#### [Exercise requirements]
Which lines below hold the word "Walk"? Report each one.

#### [Data for the task]

◇ ◇ ◇

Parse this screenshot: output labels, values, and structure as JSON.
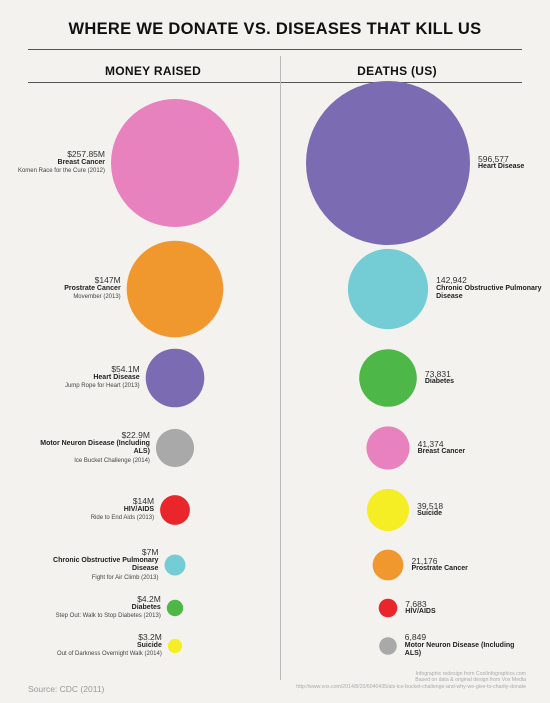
{
  "title": "WHERE WE DONATE VS. DISEASES THAT KILL US",
  "chart_data": [
    {
      "type": "bubble",
      "title": "MONEY RAISED",
      "items": [
        {
          "value_label": "$257.85M",
          "value": 257.85,
          "unit": "M USD",
          "name": "Breast Cancer",
          "sub": "Komen Race for the Cure (2012)",
          "color": "#e882be"
        },
        {
          "value_label": "$147M",
          "value": 147,
          "unit": "M USD",
          "name": "Prostrate Cancer",
          "sub": "Movember (2013)",
          "color": "#f0982e"
        },
        {
          "value_label": "$54.1M",
          "value": 54.1,
          "unit": "M USD",
          "name": "Heart Disease",
          "sub": "Jump Rope for Heart (2013)",
          "color": "#7b6bb3"
        },
        {
          "value_label": "$22.9M",
          "value": 22.9,
          "unit": "M USD",
          "name": "Motor Neuron Disease (Including ALS)",
          "sub": "Ice Bucket Challenge (2014)",
          "color": "#a9a9a9"
        },
        {
          "value_label": "$14M",
          "value": 14,
          "unit": "M USD",
          "name": "HIV/AIDS",
          "sub": "Ride to End Aids (2013)",
          "color": "#e8262c"
        },
        {
          "value_label": "$7M",
          "value": 7,
          "unit": "M USD",
          "name": "Chronic Obstructive Pulmonary Disease",
          "sub": "Fight for Air Climb (2013)",
          "color": "#74cdd4"
        },
        {
          "value_label": "$4.2M",
          "value": 4.2,
          "unit": "M USD",
          "name": "Diabetes",
          "sub": "Step Out: Walk to Stop Diabetes (2013)",
          "color": "#4db748"
        },
        {
          "value_label": "$3.2M",
          "value": 3.2,
          "unit": "M USD",
          "name": "Suicide",
          "sub": "Out of Darkness Overnight Walk (2014)",
          "color": "#f5ee25"
        }
      ]
    },
    {
      "type": "bubble",
      "title": "DEATHS (US)",
      "items": [
        {
          "value_label": "596,577",
          "value": 596577,
          "name": "Heart Disease",
          "color": "#7b6bb3"
        },
        {
          "value_label": "142,942",
          "value": 142942,
          "name": "Chronic Obstructive Pulmonary Disease",
          "color": "#74cdd4"
        },
        {
          "value_label": "73,831",
          "value": 73831,
          "name": "Diabetes",
          "color": "#4db748"
        },
        {
          "value_label": "41,374",
          "value": 41374,
          "name": "Breast Cancer",
          "color": "#e882be"
        },
        {
          "value_label": "39,518",
          "value": 39518,
          "name": "Suicide",
          "color": "#f5ee25"
        },
        {
          "value_label": "21,176",
          "value": 21176,
          "name": "Prostrate Cancer",
          "color": "#f0982e"
        },
        {
          "value_label": "7,683",
          "value": 7683,
          "name": "HIV/AIDS",
          "color": "#e8262c"
        },
        {
          "value_label": "6,849",
          "value": 6849,
          "name": "Motor Neuron Disease (Including ALS)",
          "color": "#a9a9a9"
        }
      ]
    }
  ],
  "footer": {
    "source": "Source: CDC (2011)",
    "credit_1": "Infographic redesign from CoolInfographics.com",
    "credit_2": "Based on data & original design from Vox Media",
    "credit_3": "http://www.vox.com/2014/8/20/6040435/als-ice-bucket-challenge-and-why-we-give-to-charity-donate"
  }
}
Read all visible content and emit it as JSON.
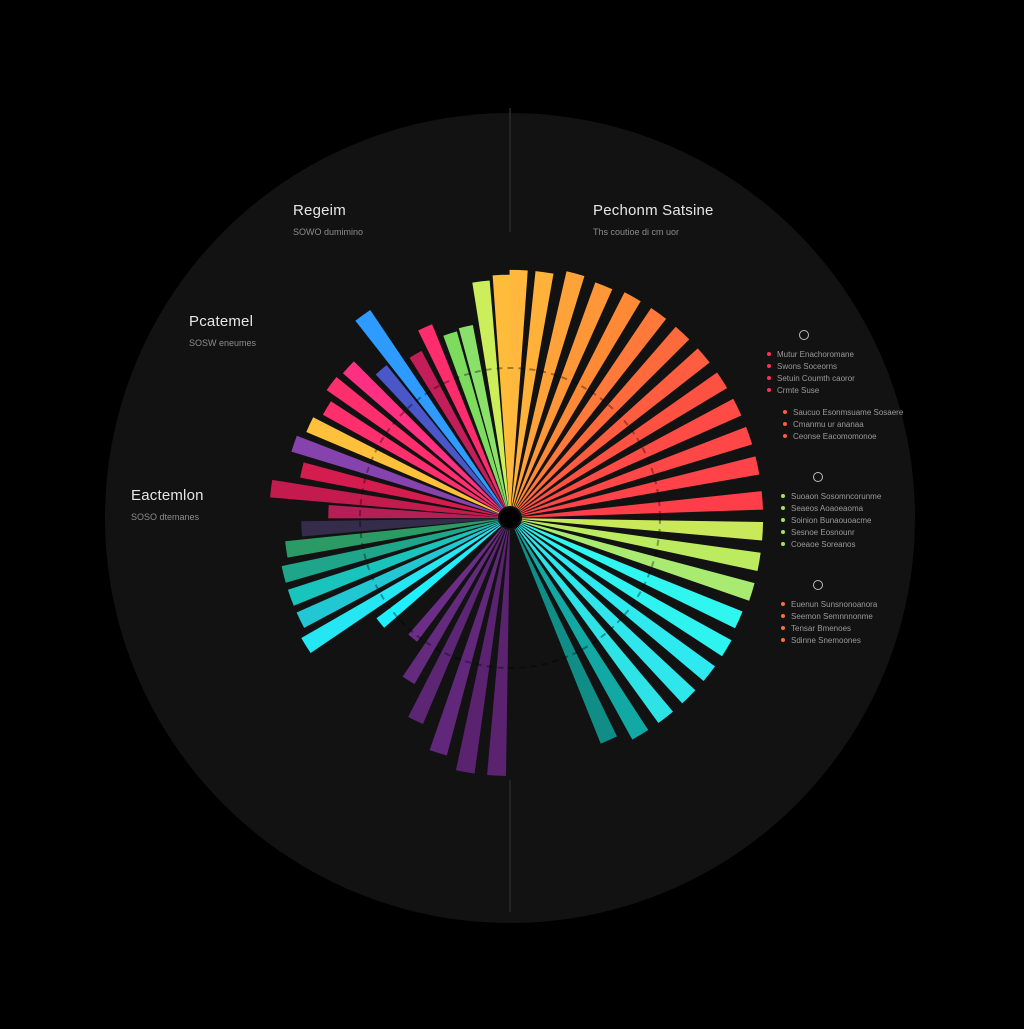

◇ ◇ ◇

#### [Response]
          "sub": "Step Out: Walk to Stop Diabetes (2013)",
          "sub": "Out of Darkness Overnight Walk (2014)",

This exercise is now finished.